*Your task*
Locate the string "lessons" throughout the material and copy every line in which it occurs.

*Data entries*
....

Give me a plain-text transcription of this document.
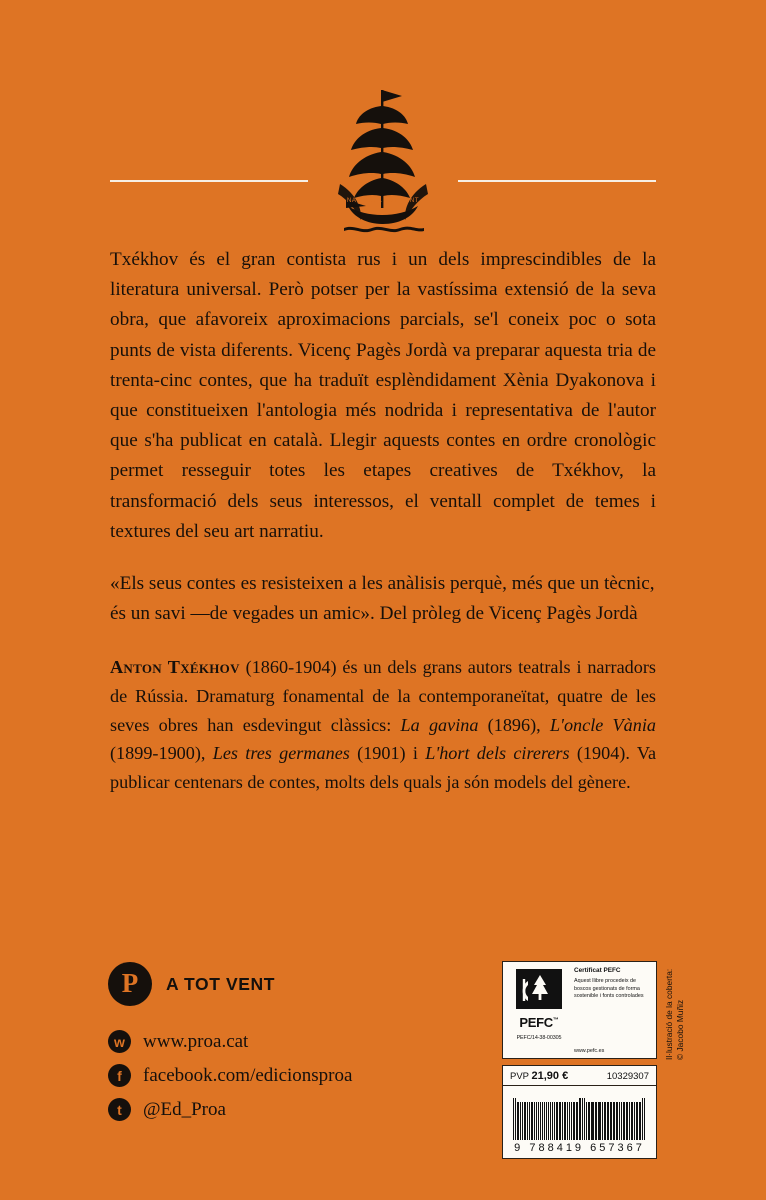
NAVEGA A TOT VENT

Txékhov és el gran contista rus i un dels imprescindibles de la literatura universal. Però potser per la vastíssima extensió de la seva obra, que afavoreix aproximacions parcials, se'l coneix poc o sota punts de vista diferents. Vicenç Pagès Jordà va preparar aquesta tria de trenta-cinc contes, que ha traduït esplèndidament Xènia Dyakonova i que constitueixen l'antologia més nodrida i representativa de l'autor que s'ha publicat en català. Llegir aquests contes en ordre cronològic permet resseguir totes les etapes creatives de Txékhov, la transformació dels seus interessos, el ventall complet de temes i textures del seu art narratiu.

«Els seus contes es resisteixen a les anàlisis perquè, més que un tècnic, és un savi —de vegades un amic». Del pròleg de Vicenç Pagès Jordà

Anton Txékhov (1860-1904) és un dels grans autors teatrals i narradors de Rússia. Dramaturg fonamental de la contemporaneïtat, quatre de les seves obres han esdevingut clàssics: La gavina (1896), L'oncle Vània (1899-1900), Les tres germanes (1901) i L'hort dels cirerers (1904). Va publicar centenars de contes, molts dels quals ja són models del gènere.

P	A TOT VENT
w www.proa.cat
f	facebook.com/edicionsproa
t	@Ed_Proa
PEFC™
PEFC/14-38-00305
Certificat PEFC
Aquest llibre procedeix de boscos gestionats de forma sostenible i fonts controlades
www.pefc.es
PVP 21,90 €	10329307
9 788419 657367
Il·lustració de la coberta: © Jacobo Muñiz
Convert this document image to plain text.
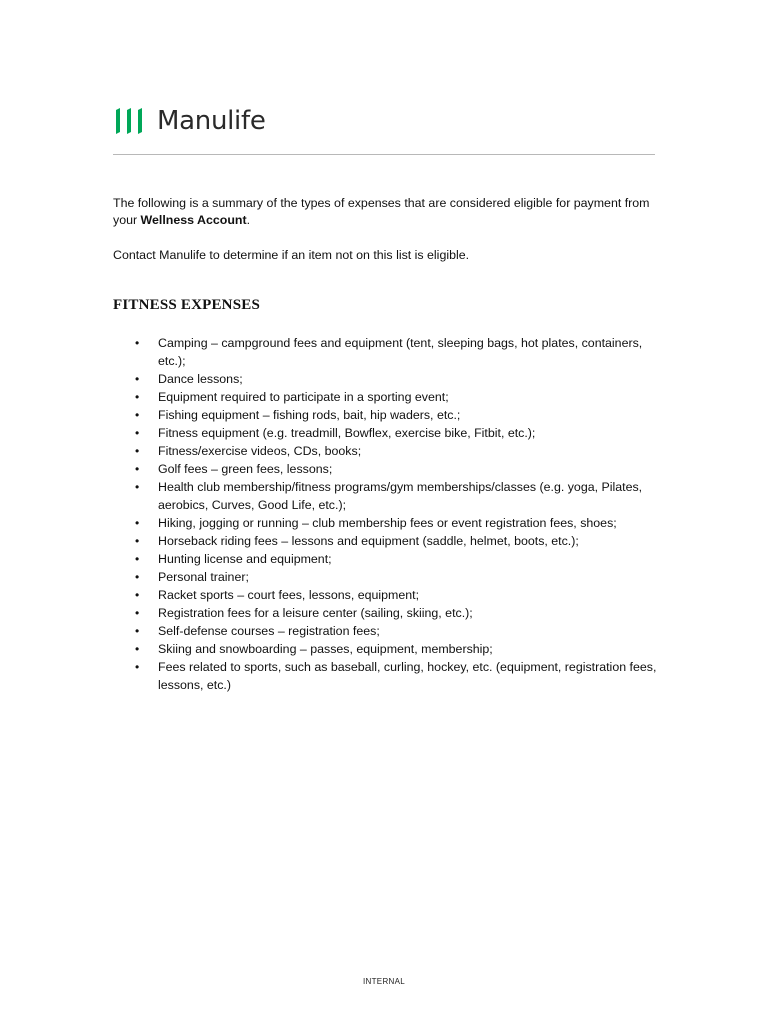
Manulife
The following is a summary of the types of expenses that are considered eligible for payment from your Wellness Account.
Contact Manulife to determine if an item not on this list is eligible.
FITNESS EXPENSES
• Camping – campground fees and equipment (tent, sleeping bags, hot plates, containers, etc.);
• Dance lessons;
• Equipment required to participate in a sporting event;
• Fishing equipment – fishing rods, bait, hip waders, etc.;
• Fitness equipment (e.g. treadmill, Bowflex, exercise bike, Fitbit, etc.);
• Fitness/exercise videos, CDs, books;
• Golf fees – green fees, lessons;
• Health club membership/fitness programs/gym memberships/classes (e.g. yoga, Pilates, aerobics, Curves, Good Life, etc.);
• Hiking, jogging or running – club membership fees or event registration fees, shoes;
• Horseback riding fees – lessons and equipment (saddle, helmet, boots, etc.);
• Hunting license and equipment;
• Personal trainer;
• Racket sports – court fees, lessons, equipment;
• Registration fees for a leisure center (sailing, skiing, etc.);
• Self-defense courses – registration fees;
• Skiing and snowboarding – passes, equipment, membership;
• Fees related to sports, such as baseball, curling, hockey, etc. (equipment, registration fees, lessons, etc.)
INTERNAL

....

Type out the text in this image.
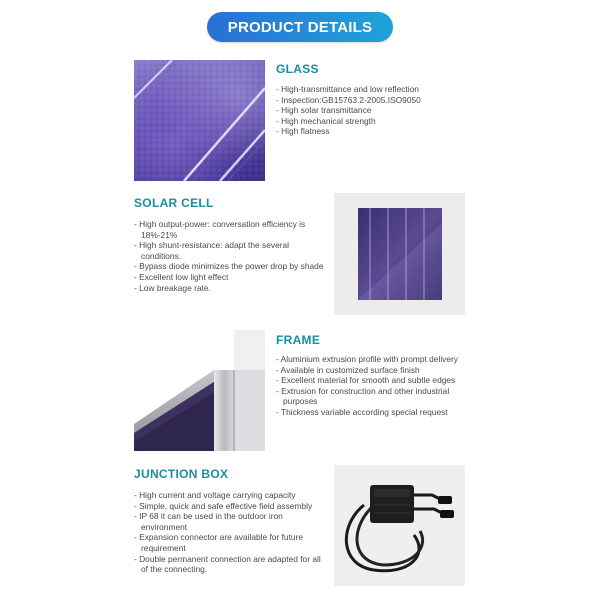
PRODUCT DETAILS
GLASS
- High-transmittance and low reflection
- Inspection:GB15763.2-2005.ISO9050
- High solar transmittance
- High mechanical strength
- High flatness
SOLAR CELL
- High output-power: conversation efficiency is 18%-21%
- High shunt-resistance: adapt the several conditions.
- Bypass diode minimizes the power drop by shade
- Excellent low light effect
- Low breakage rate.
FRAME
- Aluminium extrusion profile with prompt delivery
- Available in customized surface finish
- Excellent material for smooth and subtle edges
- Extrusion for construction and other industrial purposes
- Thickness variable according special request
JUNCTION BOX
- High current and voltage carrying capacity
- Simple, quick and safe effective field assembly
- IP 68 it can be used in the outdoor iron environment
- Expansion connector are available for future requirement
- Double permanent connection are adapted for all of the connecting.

....

*The output*
• Dance lessons;
• Golf fees – green fees, lessons;
• Horseback riding fees – lessons and equipment (saddle, helmet, boots, etc.);
• Racket sports – court fees, lessons, equipment;
• Fees related to sports, such as baseball, curling, hockey, etc. (equipment, registration fees, lessons, etc.)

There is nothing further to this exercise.